• **DATA IN THIS EXERCISE**
-- Begin --
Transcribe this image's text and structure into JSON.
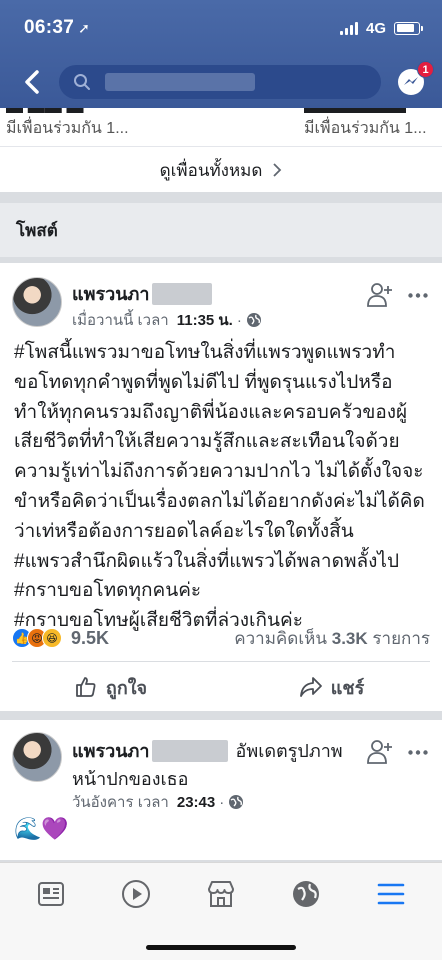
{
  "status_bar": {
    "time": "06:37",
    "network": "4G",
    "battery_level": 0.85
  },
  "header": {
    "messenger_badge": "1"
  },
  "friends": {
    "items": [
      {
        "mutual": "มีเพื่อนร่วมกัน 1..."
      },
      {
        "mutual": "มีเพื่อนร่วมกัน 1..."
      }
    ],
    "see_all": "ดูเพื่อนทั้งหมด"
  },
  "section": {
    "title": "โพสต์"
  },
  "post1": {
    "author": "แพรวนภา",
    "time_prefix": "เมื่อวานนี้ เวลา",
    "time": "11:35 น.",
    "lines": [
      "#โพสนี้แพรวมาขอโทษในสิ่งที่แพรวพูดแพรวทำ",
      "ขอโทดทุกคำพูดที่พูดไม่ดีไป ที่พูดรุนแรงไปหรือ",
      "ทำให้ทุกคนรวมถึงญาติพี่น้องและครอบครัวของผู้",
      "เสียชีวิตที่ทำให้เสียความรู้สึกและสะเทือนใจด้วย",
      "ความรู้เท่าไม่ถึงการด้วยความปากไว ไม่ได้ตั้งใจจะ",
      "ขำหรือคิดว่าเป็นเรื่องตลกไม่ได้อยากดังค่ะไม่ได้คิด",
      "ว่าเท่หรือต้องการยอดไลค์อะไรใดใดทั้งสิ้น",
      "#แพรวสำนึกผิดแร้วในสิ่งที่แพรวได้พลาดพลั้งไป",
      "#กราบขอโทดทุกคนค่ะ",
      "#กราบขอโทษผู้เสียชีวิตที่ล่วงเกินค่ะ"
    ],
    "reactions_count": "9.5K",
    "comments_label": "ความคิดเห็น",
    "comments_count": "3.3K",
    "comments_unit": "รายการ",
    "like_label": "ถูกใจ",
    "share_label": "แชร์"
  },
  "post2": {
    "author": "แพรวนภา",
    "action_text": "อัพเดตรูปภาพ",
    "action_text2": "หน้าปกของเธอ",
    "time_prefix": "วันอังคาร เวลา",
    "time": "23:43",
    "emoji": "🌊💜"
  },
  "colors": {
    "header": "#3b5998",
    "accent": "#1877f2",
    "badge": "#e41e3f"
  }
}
-- End --
-- Begin --
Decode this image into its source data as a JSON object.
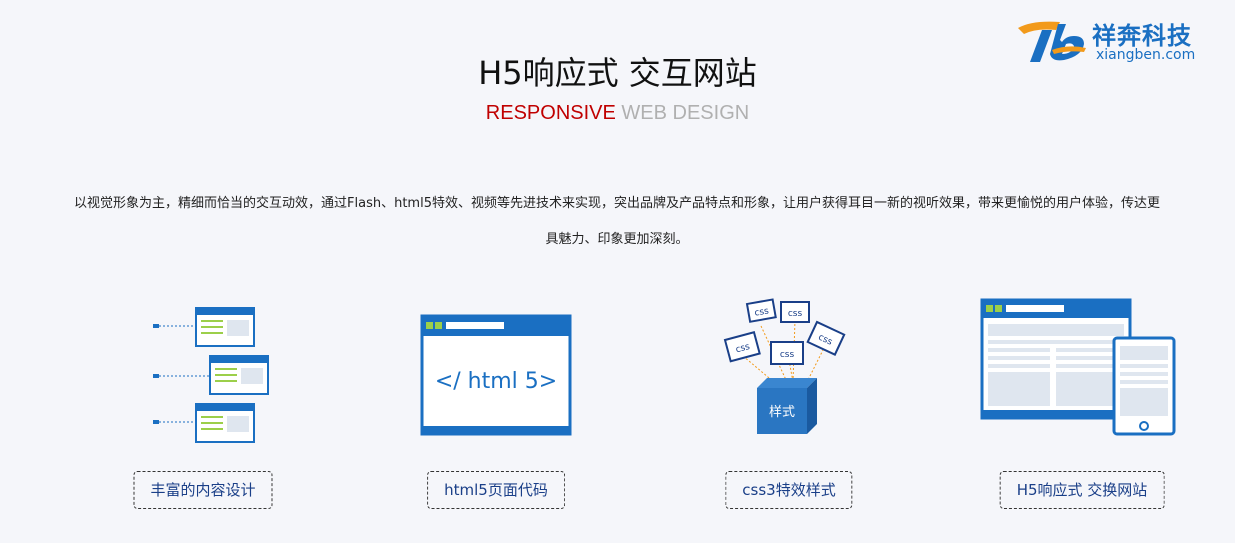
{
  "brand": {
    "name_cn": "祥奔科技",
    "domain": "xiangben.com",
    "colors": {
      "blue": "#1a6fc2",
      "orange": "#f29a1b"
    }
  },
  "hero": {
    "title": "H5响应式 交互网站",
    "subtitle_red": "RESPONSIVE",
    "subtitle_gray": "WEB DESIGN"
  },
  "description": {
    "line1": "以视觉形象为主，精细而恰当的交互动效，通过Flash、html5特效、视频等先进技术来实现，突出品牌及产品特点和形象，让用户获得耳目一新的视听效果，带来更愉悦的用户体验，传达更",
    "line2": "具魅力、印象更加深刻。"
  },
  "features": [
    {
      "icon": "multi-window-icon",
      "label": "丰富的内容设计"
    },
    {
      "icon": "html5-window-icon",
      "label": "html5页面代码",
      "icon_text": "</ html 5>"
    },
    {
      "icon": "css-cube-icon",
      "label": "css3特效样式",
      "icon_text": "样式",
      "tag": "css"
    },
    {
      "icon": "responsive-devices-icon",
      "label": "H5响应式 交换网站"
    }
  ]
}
-- End --
• **THE EXERCISE**
Identify and extract each line of the listing that contains "ทำให".

• **OUTPUT OF THE EXERCISE**
      "ทำให้ทุกคนรวมถึงญาติพี่น้องและครอบครัวของผู้",
      "เสียชีวิตที่ทำให้เสียความรู้สึกและสะเทือนใจด้วย",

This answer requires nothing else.